◆ **Instructions for the task**: Check each line of the material below, and copy it if it holds the string "applications".
-- start Recorded data --
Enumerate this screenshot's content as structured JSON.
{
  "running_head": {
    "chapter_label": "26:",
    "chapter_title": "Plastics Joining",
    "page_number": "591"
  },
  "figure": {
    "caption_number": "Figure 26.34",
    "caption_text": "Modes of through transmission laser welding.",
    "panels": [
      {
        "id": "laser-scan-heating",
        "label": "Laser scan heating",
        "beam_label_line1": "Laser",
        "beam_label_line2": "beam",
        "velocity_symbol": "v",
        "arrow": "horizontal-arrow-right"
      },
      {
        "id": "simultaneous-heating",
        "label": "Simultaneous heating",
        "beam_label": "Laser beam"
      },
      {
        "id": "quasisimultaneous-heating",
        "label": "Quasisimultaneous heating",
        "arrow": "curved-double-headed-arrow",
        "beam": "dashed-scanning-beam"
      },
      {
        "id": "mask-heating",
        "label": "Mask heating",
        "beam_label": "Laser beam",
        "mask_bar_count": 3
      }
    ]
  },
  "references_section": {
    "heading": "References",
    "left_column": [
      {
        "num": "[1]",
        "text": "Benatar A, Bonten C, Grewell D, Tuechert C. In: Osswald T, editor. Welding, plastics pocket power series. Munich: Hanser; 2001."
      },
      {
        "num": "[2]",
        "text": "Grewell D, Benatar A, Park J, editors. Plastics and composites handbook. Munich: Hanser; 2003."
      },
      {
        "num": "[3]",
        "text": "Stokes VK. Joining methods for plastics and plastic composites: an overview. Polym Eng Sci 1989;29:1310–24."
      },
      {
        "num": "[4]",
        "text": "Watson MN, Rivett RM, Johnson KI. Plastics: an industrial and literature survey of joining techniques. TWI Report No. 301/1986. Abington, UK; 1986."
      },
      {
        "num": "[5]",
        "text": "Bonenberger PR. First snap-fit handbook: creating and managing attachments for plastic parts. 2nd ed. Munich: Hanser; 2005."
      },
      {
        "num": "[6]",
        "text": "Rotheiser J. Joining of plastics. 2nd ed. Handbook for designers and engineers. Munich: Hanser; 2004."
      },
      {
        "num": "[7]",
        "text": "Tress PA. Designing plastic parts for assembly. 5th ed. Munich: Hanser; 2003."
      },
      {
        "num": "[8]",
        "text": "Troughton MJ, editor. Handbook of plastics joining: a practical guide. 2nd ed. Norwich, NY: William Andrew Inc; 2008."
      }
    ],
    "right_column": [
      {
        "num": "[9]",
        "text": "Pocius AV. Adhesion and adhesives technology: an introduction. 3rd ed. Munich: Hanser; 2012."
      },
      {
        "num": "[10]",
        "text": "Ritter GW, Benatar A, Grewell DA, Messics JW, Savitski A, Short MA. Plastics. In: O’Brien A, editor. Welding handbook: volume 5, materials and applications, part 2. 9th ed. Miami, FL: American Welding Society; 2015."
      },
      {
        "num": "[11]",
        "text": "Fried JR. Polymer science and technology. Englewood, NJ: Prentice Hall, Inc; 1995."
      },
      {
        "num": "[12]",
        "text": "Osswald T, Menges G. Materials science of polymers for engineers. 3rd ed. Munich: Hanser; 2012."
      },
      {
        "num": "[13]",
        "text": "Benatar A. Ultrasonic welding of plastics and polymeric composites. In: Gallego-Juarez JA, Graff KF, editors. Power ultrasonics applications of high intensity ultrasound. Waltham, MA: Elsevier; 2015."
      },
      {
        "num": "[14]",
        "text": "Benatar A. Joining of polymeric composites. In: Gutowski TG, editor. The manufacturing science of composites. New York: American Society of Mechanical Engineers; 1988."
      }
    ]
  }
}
-- end Recorded data --
-- start Recorded data --
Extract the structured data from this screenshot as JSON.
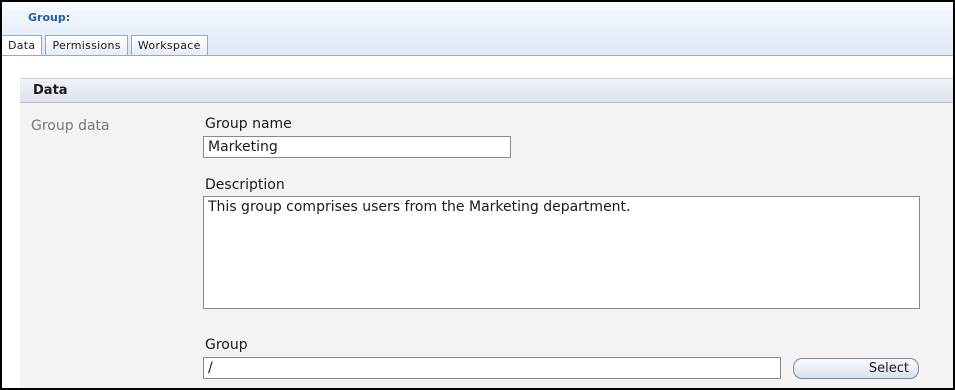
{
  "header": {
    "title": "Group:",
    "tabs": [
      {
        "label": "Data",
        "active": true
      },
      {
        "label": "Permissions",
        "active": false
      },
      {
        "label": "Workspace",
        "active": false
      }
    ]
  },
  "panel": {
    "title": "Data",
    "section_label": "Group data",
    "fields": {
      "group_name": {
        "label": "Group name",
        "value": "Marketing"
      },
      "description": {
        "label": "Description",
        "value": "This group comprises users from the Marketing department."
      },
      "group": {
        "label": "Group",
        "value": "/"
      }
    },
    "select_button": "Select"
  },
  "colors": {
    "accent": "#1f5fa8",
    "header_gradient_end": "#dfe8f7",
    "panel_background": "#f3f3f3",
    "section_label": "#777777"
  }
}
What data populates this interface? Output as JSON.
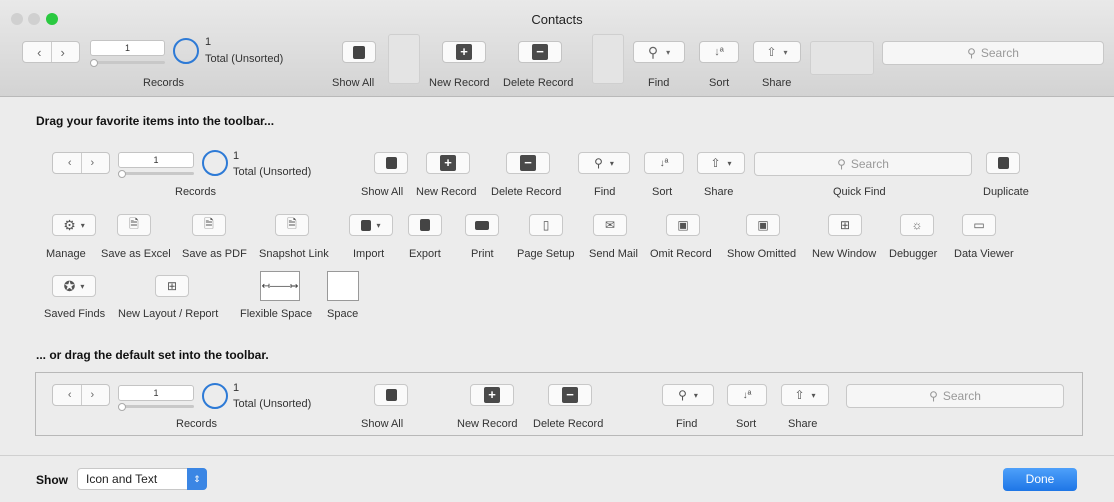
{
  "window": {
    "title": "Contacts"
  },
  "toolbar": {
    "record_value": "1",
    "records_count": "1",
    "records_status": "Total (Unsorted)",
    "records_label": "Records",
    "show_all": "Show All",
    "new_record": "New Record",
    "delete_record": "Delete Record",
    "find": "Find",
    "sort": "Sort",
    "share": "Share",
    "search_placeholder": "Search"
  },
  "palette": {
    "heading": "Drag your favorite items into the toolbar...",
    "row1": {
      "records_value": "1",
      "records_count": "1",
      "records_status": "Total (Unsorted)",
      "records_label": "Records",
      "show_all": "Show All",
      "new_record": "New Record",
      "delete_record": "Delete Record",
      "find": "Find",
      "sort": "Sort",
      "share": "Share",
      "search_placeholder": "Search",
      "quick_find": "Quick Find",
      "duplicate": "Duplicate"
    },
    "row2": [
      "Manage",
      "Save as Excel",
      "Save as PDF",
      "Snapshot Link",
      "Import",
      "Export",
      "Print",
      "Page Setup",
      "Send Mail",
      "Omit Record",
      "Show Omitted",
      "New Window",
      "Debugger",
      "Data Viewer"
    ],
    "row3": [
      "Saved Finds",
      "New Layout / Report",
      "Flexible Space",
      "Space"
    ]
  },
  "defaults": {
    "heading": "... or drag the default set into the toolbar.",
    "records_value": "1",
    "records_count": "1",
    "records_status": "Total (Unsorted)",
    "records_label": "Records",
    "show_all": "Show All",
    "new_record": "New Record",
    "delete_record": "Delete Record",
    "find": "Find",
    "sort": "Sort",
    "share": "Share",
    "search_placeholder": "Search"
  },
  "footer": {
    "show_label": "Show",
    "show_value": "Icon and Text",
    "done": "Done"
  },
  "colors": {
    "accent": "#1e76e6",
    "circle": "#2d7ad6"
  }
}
-- end Recorded data --
◆ **Answer in full**:
        "text": "Ritter GW, Benatar A, Grewell DA, Messics JW, Savitski A, Short MA. Plastics. In: O’Brien A, editor. Welding handbook: volume 5, materials and applications, part 2. 9th ed. Miami, FL: American Welding Society; 2015."
        "text": "Benatar A. Ultrasonic welding of plastics and polymeric composites. In: Gallego-Juarez JA, Graff KF, editors. Power ultrasonics applications of high intensity ultrasound. Waltham, MA: Elsevier; 2015."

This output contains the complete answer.